** BEGIN Supplied records **

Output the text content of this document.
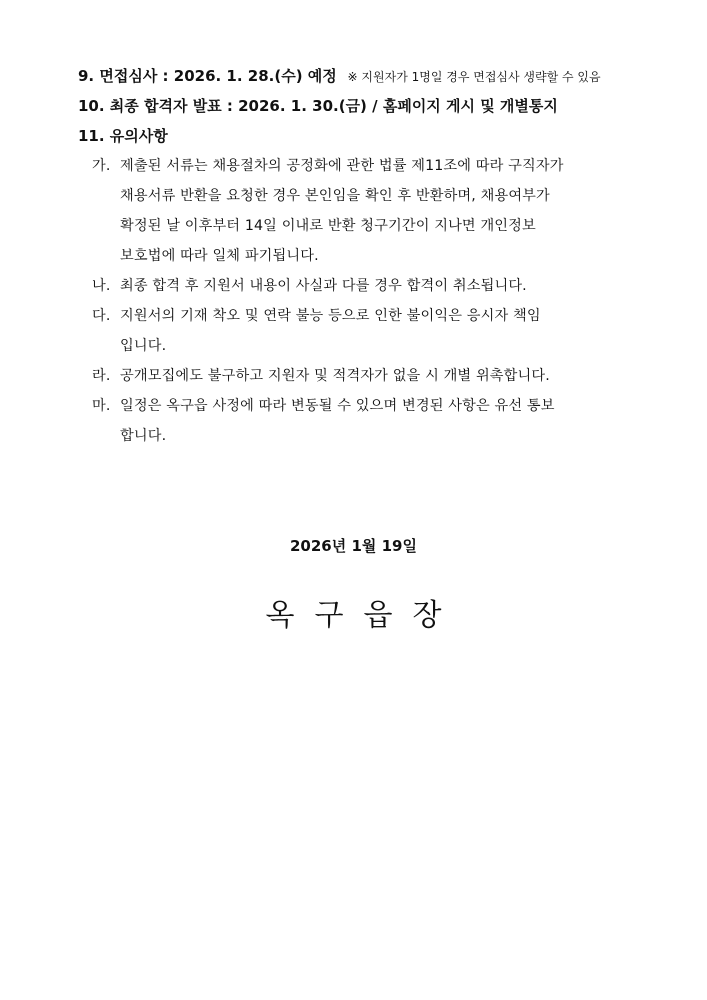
9. 면접심사 : 2026. 1. 28.(수) 예정 ※ 지원자가 1명일 경우 면접심사 생략할 수 있음
10. 최종 합격자 발표 : 2026. 1. 30.(금) / 홈페이지 게시 및 개별통지
11. 유의사항
가. 제출된 서류는 채용절차의 공정화에 관한 법률 제11조에 따라 구직자가
채용서류 반환을 요청한 경우 본인임을 확인 후 반환하며, 채용여부가
확정된 날 이후부터 14일 이내로 반환 청구기간이 지나면 개인정보
보호법에 따라 일체 파기됩니다.
나. 최종 합격 후 지원서 내용이 사실과 다를 경우 합격이 취소됩니다.
다. 지원서의 기재 착오 및 연락 불능 등으로 인한 불이익은 응시자 책임
입니다.
라. 공개모집에도 불구하고 지원자 및 적격자가 없을 시 개별 위촉합니다.
마. 일정은 옥구읍 사정에 따라 변동될 수 있으며 변경된 사항은 유선 통보
합니다.
2026년 1월 19일
옥구읍장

** END Supplied records **

# Your goal
Will you set down the records word for word while leaving out every picture?

# Answer to this task
Output the text content of this document.
9. 면접심사 : 2026. 1. 28.(수) 예정 ※ 지원자가 1명일 경우 면접심사 생략할 수 있음
10. 최종 합격자 발표 : 2026. 1. 30.(금) / 홈페이지 게시 및 개별통지
11. 유의사항
가. 제출된 서류는 채용절차의 공정화에 관한 법률 제11조에 따라 구직자가
채용서류 반환을 요청한 경우 본인임을 확인 후 반환하며, 채용여부가
확정된 날 이후부터 14일 이내로 반환 청구기간이 지나면 개인정보
보호법에 따라 일체 파기됩니다.
나. 최종 합격 후 지원서 내용이 사실과 다를 경우 합격이 취소됩니다.
다. 지원서의 기재 착오 및 연락 불능 등으로 인한 불이익은 응시자 책임
입니다.
라. 공개모집에도 불구하고 지원자 및 적격자가 없을 시 개별 위촉합니다.
마. 일정은 옥구읍 사정에 따라 변동될 수 있으며 변경된 사항은 유선 통보
합니다.
2026년 1월 19일
옥구읍장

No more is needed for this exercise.